In the material below, list every line carrying the string "Shape".

:: Dataset records ::
◆ ◆ ◆ ◆ ◆ ◆ ◆

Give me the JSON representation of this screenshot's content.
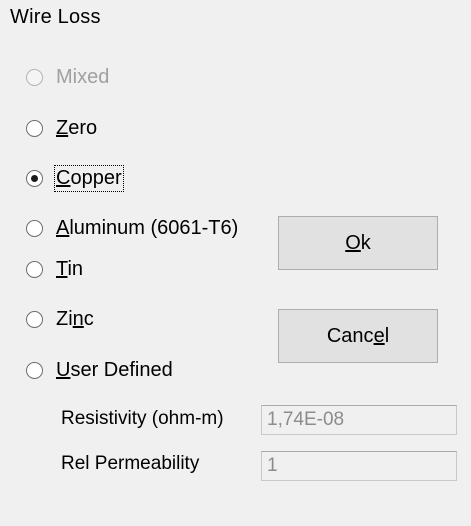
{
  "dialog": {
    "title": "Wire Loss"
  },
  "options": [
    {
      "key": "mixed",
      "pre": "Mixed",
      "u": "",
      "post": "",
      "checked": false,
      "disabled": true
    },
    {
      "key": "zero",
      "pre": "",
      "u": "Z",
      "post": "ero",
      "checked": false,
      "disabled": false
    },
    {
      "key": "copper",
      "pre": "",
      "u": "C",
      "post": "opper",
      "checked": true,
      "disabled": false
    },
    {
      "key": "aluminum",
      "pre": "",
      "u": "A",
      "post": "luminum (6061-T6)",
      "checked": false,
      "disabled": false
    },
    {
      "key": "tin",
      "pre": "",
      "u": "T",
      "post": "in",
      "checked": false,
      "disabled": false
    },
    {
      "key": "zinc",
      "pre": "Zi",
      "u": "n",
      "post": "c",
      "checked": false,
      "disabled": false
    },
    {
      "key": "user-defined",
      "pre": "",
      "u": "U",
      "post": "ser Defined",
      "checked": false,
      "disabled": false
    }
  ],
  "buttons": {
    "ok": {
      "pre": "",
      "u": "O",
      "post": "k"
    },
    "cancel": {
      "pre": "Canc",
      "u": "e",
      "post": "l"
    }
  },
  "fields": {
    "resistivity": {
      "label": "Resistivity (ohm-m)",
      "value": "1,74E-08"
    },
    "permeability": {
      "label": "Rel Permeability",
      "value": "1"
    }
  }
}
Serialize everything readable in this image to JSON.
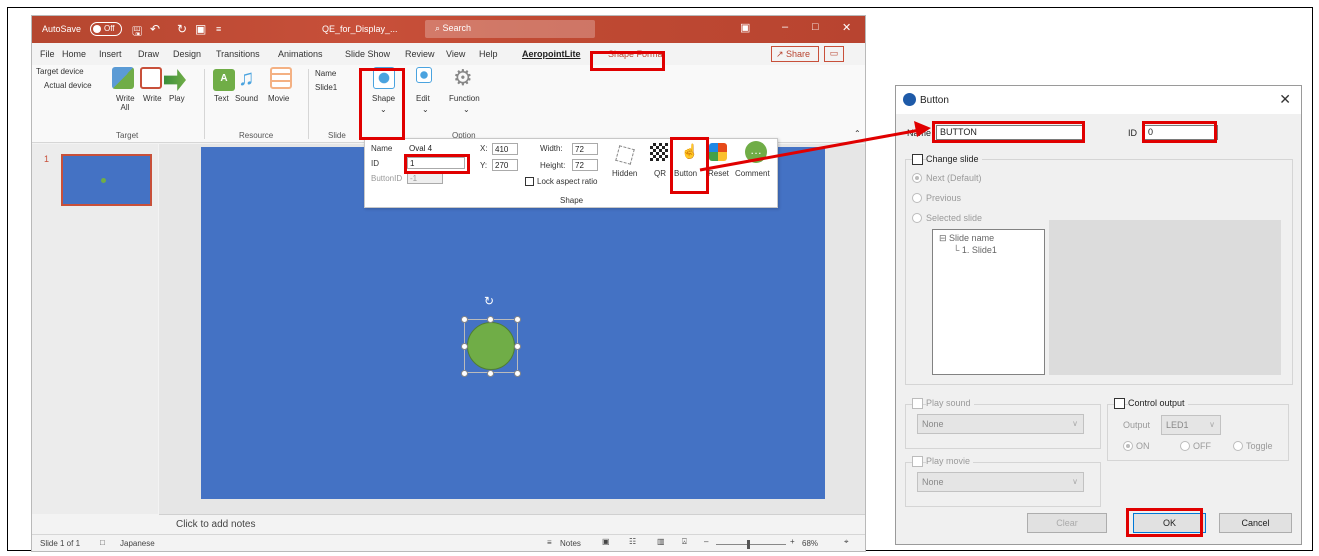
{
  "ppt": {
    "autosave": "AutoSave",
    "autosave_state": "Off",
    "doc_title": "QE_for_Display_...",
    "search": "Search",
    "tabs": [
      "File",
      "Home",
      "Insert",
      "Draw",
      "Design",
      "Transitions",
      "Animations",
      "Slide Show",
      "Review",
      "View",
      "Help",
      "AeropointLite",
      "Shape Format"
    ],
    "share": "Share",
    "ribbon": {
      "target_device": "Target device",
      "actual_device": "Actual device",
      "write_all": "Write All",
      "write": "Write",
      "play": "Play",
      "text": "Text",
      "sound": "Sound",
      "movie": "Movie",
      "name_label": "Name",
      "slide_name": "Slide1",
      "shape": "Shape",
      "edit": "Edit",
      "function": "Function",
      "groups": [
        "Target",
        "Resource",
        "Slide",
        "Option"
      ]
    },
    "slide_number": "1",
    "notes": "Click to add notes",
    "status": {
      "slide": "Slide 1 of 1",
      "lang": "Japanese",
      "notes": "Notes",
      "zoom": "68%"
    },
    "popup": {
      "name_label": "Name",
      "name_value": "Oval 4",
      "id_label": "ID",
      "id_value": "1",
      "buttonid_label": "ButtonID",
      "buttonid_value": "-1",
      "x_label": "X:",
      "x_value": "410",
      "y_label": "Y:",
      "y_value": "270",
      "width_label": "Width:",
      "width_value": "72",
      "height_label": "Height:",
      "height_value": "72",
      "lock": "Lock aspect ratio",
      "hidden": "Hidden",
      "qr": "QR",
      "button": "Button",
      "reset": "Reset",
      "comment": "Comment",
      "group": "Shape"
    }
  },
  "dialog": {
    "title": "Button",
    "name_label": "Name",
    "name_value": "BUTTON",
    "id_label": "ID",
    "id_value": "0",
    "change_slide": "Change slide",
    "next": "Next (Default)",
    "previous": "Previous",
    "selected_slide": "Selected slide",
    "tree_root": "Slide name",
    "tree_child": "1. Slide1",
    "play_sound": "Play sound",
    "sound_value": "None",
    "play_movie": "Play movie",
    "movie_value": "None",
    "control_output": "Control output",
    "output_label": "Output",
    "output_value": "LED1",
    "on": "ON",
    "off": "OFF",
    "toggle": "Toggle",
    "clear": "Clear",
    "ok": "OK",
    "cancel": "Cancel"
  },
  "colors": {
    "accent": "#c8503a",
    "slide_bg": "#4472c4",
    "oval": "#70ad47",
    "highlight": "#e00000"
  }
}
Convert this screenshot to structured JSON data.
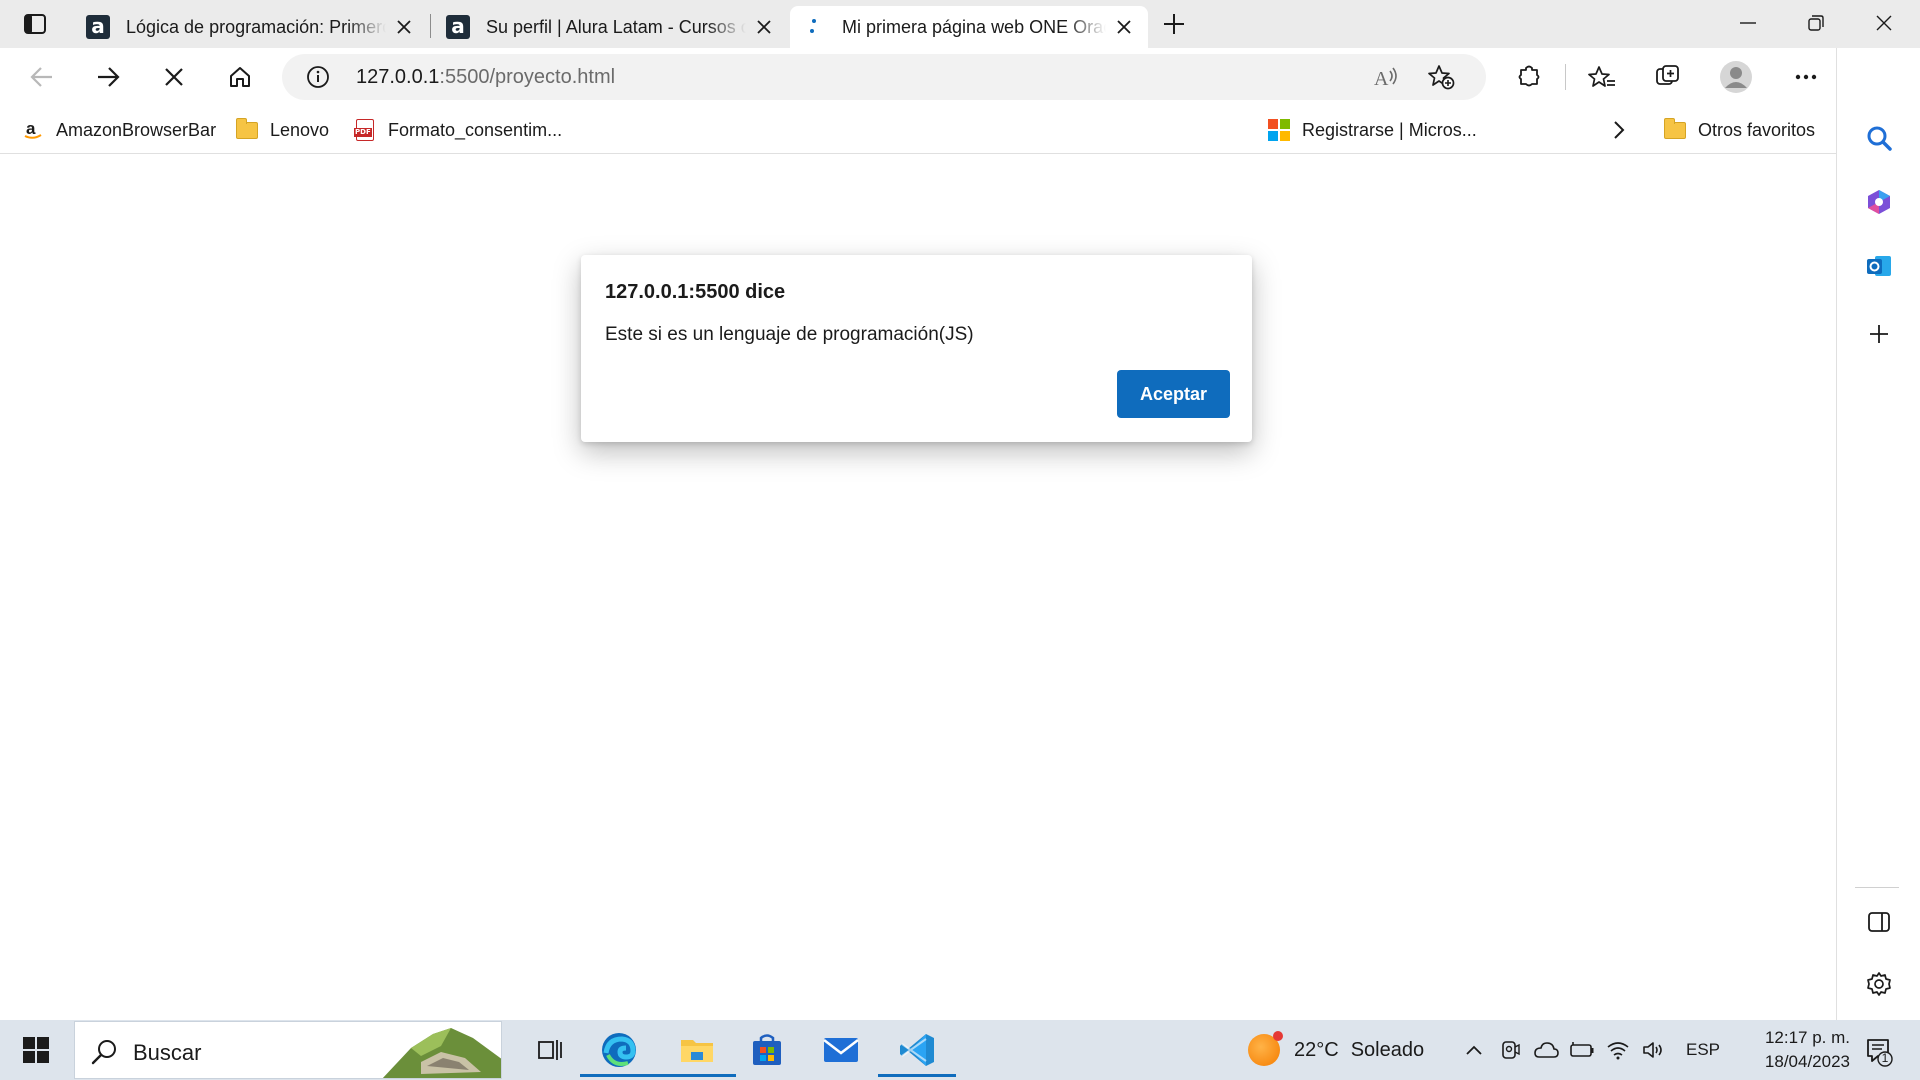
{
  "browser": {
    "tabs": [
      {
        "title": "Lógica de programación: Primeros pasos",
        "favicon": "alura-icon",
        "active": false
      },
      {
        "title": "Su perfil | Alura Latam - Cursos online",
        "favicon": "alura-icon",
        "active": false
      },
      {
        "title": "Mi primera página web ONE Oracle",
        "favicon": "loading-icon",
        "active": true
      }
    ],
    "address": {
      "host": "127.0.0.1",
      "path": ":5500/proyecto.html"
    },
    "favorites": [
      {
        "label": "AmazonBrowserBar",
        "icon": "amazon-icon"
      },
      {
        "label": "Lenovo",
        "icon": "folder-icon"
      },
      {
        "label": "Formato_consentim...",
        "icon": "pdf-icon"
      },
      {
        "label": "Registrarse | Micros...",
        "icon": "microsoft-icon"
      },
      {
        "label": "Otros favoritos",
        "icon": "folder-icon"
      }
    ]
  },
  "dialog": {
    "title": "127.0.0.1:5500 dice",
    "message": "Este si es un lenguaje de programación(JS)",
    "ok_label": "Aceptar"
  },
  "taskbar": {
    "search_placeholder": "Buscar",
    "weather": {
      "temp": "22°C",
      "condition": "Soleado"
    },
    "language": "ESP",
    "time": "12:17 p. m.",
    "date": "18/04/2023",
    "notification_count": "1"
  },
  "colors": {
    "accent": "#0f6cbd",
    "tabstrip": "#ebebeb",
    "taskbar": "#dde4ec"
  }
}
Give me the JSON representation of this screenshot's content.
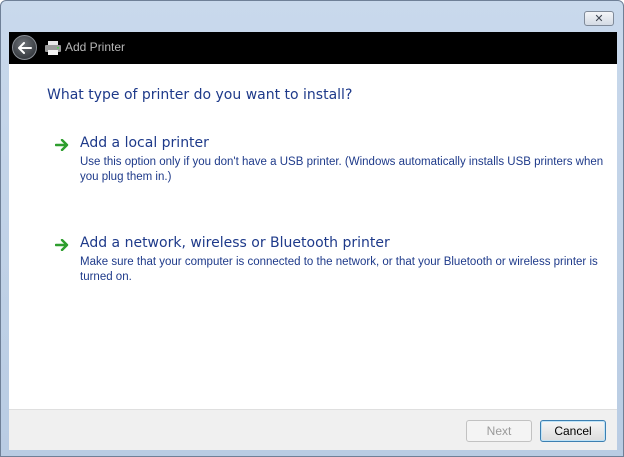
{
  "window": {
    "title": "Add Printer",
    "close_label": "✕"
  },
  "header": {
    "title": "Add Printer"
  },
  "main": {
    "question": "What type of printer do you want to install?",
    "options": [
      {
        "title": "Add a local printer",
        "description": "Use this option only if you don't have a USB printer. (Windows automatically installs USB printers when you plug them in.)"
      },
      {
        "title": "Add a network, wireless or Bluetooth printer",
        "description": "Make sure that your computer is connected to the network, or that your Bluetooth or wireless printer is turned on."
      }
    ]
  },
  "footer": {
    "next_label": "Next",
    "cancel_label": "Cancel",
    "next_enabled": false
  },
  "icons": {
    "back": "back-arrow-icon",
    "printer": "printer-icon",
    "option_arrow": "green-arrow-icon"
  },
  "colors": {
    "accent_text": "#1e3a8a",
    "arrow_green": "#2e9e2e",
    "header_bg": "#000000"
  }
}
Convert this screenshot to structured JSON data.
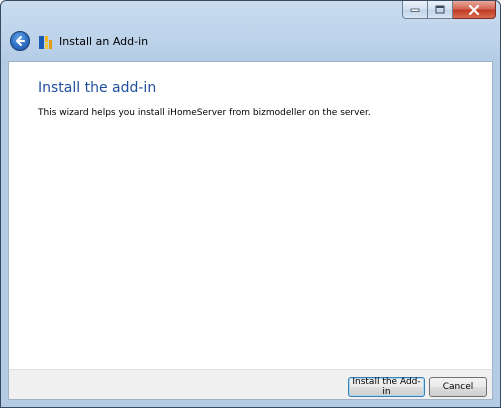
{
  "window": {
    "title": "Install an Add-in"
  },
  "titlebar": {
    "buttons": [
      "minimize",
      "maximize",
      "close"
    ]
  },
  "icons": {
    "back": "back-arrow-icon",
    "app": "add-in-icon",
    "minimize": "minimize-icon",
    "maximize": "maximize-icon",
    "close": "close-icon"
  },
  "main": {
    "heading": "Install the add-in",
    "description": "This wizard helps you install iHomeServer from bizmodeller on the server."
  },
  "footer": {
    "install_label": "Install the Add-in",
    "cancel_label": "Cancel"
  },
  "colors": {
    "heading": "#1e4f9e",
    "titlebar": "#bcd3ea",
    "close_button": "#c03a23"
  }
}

◆ ◆ ◆ ◆ ◆ ◆ ◆

:: Response below ::
      "Shape Format"
      "shape": "Shape",
      "group": "Shape"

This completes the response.